**Set exercise**
All of the data below should be written out exactly.

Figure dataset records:

·····

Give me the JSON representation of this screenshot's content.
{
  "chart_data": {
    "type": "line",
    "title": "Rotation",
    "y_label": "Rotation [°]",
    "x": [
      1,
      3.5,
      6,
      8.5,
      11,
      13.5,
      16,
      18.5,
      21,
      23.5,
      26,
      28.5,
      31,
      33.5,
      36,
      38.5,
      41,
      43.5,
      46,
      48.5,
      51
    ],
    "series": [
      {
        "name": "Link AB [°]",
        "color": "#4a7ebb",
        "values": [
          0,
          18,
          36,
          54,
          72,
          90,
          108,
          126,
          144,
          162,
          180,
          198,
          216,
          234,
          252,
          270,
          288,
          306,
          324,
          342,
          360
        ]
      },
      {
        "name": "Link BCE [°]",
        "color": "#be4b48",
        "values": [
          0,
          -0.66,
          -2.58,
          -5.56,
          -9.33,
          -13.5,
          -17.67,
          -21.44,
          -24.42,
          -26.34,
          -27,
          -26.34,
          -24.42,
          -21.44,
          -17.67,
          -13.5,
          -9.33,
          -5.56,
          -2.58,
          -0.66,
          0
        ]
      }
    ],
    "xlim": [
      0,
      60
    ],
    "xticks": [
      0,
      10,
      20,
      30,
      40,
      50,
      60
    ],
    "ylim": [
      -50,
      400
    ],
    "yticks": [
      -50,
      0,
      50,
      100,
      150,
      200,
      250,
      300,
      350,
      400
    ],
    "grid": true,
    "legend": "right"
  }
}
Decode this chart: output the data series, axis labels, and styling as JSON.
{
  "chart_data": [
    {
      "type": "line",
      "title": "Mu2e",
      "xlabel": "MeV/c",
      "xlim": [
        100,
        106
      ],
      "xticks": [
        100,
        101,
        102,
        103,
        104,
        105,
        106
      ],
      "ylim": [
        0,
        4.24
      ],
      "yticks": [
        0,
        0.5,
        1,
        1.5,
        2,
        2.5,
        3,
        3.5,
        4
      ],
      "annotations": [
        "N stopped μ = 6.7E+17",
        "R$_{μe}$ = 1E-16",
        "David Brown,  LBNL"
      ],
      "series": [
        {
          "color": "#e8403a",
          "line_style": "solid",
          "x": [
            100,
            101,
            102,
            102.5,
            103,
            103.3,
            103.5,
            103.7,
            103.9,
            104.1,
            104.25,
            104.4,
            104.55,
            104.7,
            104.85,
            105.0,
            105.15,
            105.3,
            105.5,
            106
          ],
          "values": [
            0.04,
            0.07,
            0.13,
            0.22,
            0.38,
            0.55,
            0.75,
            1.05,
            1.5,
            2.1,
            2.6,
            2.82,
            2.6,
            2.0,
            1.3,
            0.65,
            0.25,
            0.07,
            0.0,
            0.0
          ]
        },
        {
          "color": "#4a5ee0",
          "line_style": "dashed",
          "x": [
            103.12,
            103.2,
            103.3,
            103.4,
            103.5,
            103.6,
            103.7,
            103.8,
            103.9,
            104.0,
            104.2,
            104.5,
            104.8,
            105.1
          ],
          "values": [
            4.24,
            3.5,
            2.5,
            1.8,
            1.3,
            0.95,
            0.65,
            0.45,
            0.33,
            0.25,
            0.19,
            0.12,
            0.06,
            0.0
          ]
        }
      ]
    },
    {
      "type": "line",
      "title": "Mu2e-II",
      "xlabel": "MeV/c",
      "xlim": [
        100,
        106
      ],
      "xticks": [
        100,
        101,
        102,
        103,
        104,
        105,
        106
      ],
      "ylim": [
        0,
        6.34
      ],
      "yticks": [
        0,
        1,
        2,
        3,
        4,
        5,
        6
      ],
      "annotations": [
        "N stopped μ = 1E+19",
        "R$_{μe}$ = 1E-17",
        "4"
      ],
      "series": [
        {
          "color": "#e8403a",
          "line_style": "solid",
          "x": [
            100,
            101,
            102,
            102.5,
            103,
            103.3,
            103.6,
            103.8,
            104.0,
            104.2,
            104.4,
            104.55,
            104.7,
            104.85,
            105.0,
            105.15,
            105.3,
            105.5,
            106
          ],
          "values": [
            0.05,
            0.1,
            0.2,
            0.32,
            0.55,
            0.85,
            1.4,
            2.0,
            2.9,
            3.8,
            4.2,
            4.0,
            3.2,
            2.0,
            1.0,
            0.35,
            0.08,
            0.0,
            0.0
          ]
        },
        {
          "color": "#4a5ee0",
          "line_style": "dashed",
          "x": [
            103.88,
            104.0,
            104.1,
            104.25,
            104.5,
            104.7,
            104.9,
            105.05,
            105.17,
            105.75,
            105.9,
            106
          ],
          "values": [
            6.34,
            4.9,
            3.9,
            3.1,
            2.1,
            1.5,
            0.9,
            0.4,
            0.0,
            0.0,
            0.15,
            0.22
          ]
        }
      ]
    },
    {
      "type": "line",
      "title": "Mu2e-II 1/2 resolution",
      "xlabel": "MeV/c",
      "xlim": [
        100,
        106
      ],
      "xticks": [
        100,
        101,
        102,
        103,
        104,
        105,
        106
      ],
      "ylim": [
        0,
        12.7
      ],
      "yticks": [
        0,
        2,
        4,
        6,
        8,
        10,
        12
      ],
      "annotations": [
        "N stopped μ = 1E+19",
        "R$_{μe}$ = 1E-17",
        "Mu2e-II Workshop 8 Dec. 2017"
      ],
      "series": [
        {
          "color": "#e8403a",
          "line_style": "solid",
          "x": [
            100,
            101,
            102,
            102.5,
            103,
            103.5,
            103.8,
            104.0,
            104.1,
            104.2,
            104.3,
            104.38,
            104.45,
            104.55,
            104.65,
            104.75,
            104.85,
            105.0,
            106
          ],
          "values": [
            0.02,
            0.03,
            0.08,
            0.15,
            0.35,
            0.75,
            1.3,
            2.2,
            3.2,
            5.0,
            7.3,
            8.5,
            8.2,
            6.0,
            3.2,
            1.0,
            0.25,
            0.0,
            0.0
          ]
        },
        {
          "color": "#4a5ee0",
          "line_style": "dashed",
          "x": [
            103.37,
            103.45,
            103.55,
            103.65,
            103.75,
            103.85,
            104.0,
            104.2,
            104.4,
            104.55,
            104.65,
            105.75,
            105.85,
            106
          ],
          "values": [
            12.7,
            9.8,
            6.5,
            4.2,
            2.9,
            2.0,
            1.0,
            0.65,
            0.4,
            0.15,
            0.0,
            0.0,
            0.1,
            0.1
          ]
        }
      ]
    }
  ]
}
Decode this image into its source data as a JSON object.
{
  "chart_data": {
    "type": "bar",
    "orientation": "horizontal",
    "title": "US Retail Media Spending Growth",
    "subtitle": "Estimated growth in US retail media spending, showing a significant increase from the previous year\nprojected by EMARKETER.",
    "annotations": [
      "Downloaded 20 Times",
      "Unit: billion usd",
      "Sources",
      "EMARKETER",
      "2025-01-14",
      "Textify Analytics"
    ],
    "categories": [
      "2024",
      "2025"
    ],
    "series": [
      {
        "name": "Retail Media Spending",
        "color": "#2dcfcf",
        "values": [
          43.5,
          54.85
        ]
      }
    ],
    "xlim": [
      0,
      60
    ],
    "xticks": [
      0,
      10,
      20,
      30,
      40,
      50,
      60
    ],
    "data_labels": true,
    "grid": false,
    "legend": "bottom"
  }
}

·····

**Written solution**
Give me the JSON representation of this screenshot's content.
{
  "chart_data": {
    "type": "line",
    "title": "Rotation",
    "y_label": "Rotation [°]",
    "x": [
      1,
      3.5,
      6,
      8.5,
      11,
      13.5,
      16,
      18.5,
      21,
      23.5,
      26,
      28.5,
      31,
      33.5,
      36,
      38.5,
      41,
      43.5,
      46,
      48.5,
      51
    ],
    "series": [
      {
        "name": "Link AB [°]",
        "color": "#4a7ebb",
        "values": [
          0,
          18,
          36,
          54,
          72,
          90,
          108,
          126,
          144,
          162,
          180,
          198,
          216,
          234,
          252,
          270,
          288,
          306,
          324,
          342,
          360
        ]
      },
      {
        "name": "Link BCE [°]",
        "color": "#be4b48",
        "values": [
          0,
          -0.66,
          -2.58,
          -5.56,
          -9.33,
          -13.5,
          -17.67,
          -21.44,
          -24.42,
          -26.34,
          -27,
          -26.34,
          -24.42,
          -21.44,
          -17.67,
          -13.5,
          -9.33,
          -5.56,
          -2.58,
          -0.66,
          0
        ]
      }
    ],
    "xlim": [
      0,
      60
    ],
    "xticks": [
      0,
      10,
      20,
      30,
      40,
      50,
      60
    ],
    "ylim": [
      -50,
      400
    ],
    "yticks": [
      -50,
      0,
      50,
      100,
      150,
      200,
      250,
      300,
      350,
      400
    ],
    "grid": true,
    "legend": "right"
  }
}
Decode this chart: output the data series, axis labels, and styling as JSON.
{
  "chart_data": [
    {
      "type": "line",
      "title": "Mu2e",
      "xlabel": "MeV/c",
      "xlim": [
        100,
        106
      ],
      "xticks": [
        100,
        101,
        102,
        103,
        104,
        105,
        106
      ],
      "ylim": [
        0,
        4.24
      ],
      "yticks": [
        0,
        0.5,
        1,
        1.5,
        2,
        2.5,
        3,
        3.5,
        4
      ],
      "annotations": [
        "N stopped μ = 6.7E+17",
        "R$_{μe}$ = 1E-16",
        "David Brown,  LBNL"
      ],
      "series": [
        {
          "color": "#e8403a",
          "line_style": "solid",
          "x": [
            100,
            101,
            102,
            102.5,
            103,
            103.3,
            103.5,
            103.7,
            103.9,
            104.1,
            104.25,
            104.4,
            104.55,
            104.7,
            104.85,
            105.0,
            105.15,
            105.3,
            105.5,
            106
          ],
          "values": [
            0.04,
            0.07,
            0.13,
            0.22,
            0.38,
            0.55,
            0.75,
            1.05,
            1.5,
            2.1,
            2.6,
            2.82,
            2.6,
            2.0,
            1.3,
            0.65,
            0.25,
            0.07,
            0.0,
            0.0
          ]
        },
        {
          "color": "#4a5ee0",
          "line_style": "dashed",
          "x": [
            103.12,
            103.2,
            103.3,
            103.4,
            103.5,
            103.6,
            103.7,
            103.8,
            103.9,
            104.0,
            104.2,
            104.5,
            104.8,
            105.1
          ],
          "values": [
            4.24,
            3.5,
            2.5,
            1.8,
            1.3,
            0.95,
            0.65,
            0.45,
            0.33,
            0.25,
            0.19,
            0.12,
            0.06,
            0.0
          ]
        }
      ]
    },
    {
      "type": "line",
      "title": "Mu2e-II",
      "xlabel": "MeV/c",
      "xlim": [
        100,
        106
      ],
      "xticks": [
        100,
        101,
        102,
        103,
        104,
        105,
        106
      ],
      "ylim": [
        0,
        6.34
      ],
      "yticks": [
        0,
        1,
        2,
        3,
        4,
        5,
        6
      ],
      "annotations": [
        "N stopped μ = 1E+19",
        "R$_{μe}$ = 1E-17",
        "4"
      ],
      "series": [
        {
          "color": "#e8403a",
          "line_style": "solid",
          "x": [
            100,
            101,
            102,
            102.5,
            103,
            103.3,
            103.6,
            103.8,
            104.0,
            104.2,
            104.4,
            104.55,
            104.7,
            104.85,
            105.0,
            105.15,
            105.3,
            105.5,
            106
          ],
          "values": [
            0.05,
            0.1,
            0.2,
            0.32,
            0.55,
            0.85,
            1.4,
            2.0,
            2.9,
            3.8,
            4.2,
            4.0,
            3.2,
            2.0,
            1.0,
            0.35,
            0.08,
            0.0,
            0.0
          ]
        },
        {
          "color": "#4a5ee0",
          "line_style": "dashed",
          "x": [
            103.88,
            104.0,
            104.1,
            104.25,
            104.5,
            104.7,
            104.9,
            105.05,
            105.17,
            105.75,
            105.9,
            106
          ],
          "values": [
            6.34,
            4.9,
            3.9,
            3.1,
            2.1,
            1.5,
            0.9,
            0.4,
            0.0,
            0.0,
            0.15,
            0.22
          ]
        }
      ]
    },
    {
      "type": "line",
      "title": "Mu2e-II 1/2 resolution",
      "xlabel": "MeV/c",
      "xlim": [
        100,
        106
      ],
      "xticks": [
        100,
        101,
        102,
        103,
        104,
        105,
        106
      ],
      "ylim": [
        0,
        12.7
      ],
      "yticks": [
        0,
        2,
        4,
        6,
        8,
        10,
        12
      ],
      "annotations": [
        "N stopped μ = 1E+19",
        "R$_{μe}$ = 1E-17",
        "Mu2e-II Workshop 8 Dec. 2017"
      ],
      "series": [
        {
          "color": "#e8403a",
          "line_style": "solid",
          "x": [
            100,
            101,
            102,
            102.5,
            103,
            103.5,
            103.8,
            104.0,
            104.1,
            104.2,
            104.3,
            104.38,
            104.45,
            104.55,
            104.65,
            104.75,
            104.85,
            105.0,
            106
          ],
          "values": [
            0.02,
            0.03,
            0.08,
            0.15,
            0.35,
            0.75,
            1.3,
            2.2,
            3.2,
            5.0,
            7.3,
            8.5,
            8.2,
            6.0,
            3.2,
            1.0,
            0.25,
            0.0,
            0.0
          ]
        },
        {
          "color": "#4a5ee0",
          "line_style": "dashed",
          "x": [
            103.37,
            103.45,
            103.55,
            103.65,
            103.75,
            103.85,
            104.0,
            104.2,
            104.4,
            104.55,
            104.65,
            105.75,
            105.85,
            106
          ],
          "values": [
            12.7,
            9.8,
            6.5,
            4.2,
            2.9,
            2.0,
            1.0,
            0.65,
            0.4,
            0.15,
            0.0,
            0.0,
            0.1,
            0.1
          ]
        }
      ]
    }
  ]
}
Decode this image into its source data as a JSON object.
{
  "chart_data": {
    "type": "bar",
    "orientation": "horizontal",
    "title": "US Retail Media Spending Growth",
    "subtitle": "Estimated growth in US retail media spending, showing a significant increase from the previous year\nprojected by EMARKETER.",
    "annotations": [
      "Downloaded 20 Times",
      "Unit: billion usd",
      "Sources",
      "EMARKETER",
      "2025-01-14",
      "Textify Analytics"
    ],
    "categories": [
      "2024",
      "2025"
    ],
    "series": [
      {
        "name": "Retail Media Spending",
        "color": "#2dcfcf",
        "values": [
          43.5,
          54.85
        ]
      }
    ],
    "xlim": [
      0,
      60
    ],
    "xticks": [
      0,
      10,
      20,
      30,
      40,
      50,
      60
    ],
    "data_labels": true,
    "grid": false,
    "legend": "bottom"
  }
}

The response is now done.